Figure contents as structured data:
───

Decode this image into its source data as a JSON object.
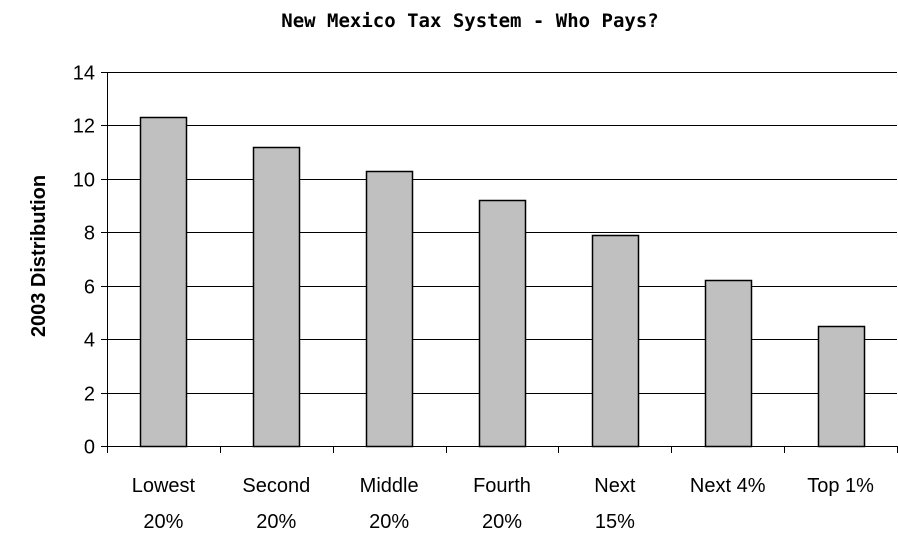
{
  "chart_data": {
    "type": "bar",
    "title": "New Mexico Tax System - Who Pays?",
    "xlabel": "",
    "ylabel": "2003 Distribution",
    "ylim": [
      0,
      14
    ],
    "yticks": [
      0,
      2,
      4,
      6,
      8,
      10,
      12,
      14
    ],
    "grid": true,
    "legend": "none",
    "categories": [
      [
        "Lowest",
        "20%"
      ],
      [
        "Second",
        "20%"
      ],
      [
        "Middle",
        "20%"
      ],
      [
        "Fourth",
        "20%"
      ],
      [
        "Next",
        "15%"
      ],
      [
        "Next 4%"
      ],
      [
        "Top 1%"
      ]
    ],
    "values": [
      12.3,
      11.2,
      10.3,
      9.2,
      7.9,
      6.2,
      4.5
    ],
    "bar_color": "#c0c0c0",
    "bar_edge_color": "#000000",
    "grid_color": "#000000"
  }
}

───

*Exercise brief*
Keep the pictures out and write out the records exactly.

*Correct answer*
Decode this image into its source data as a JSON object.
{
  "chart_data": {
    "type": "bar",
    "title": "New Mexico Tax System - Who Pays?",
    "xlabel": "",
    "ylabel": "2003 Distribution",
    "ylim": [
      0,
      14
    ],
    "yticks": [
      0,
      2,
      4,
      6,
      8,
      10,
      12,
      14
    ],
    "grid": true,
    "legend": "none",
    "categories": [
      [
        "Lowest",
        "20%"
      ],
      [
        "Second",
        "20%"
      ],
      [
        "Middle",
        "20%"
      ],
      [
        "Fourth",
        "20%"
      ],
      [
        "Next",
        "15%"
      ],
      [
        "Next 4%"
      ],
      [
        "Top 1%"
      ]
    ],
    "values": [
      12.3,
      11.2,
      10.3,
      9.2,
      7.9,
      6.2,
      4.5
    ],
    "bar_color": "#c0c0c0",
    "bar_edge_color": "#000000",
    "grid_color": "#000000"
  }
}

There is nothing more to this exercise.